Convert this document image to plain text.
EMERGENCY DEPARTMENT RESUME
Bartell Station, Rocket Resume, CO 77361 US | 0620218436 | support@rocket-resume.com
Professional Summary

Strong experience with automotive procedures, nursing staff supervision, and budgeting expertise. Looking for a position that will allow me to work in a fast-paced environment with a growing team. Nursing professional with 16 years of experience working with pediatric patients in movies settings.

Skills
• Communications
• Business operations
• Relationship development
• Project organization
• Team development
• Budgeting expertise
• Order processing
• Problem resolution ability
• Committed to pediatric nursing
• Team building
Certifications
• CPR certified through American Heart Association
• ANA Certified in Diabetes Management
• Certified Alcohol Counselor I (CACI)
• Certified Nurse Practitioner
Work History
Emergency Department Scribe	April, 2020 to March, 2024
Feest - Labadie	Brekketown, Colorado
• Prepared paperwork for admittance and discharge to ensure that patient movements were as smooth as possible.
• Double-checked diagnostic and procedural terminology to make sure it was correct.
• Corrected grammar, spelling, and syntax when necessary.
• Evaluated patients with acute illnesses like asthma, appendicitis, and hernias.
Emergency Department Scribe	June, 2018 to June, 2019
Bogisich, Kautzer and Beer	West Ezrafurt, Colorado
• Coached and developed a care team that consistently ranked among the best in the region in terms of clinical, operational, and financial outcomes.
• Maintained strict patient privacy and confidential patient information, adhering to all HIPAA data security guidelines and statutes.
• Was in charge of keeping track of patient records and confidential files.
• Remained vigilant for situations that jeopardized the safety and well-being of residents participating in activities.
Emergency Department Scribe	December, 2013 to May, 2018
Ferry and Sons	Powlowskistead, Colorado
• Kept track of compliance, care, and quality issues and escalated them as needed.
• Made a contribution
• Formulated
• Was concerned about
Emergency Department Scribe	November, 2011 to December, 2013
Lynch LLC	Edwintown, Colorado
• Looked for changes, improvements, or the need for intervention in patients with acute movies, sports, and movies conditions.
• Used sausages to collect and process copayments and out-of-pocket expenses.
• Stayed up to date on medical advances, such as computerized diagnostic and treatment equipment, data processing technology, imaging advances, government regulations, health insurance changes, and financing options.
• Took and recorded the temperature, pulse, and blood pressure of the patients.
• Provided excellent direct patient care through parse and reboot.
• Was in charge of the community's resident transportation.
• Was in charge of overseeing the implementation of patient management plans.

WORK REQUEST: Each line in the records that carries "development" must be copied out.

WRITTEN RESPONSE:
• Relationship development
• Team development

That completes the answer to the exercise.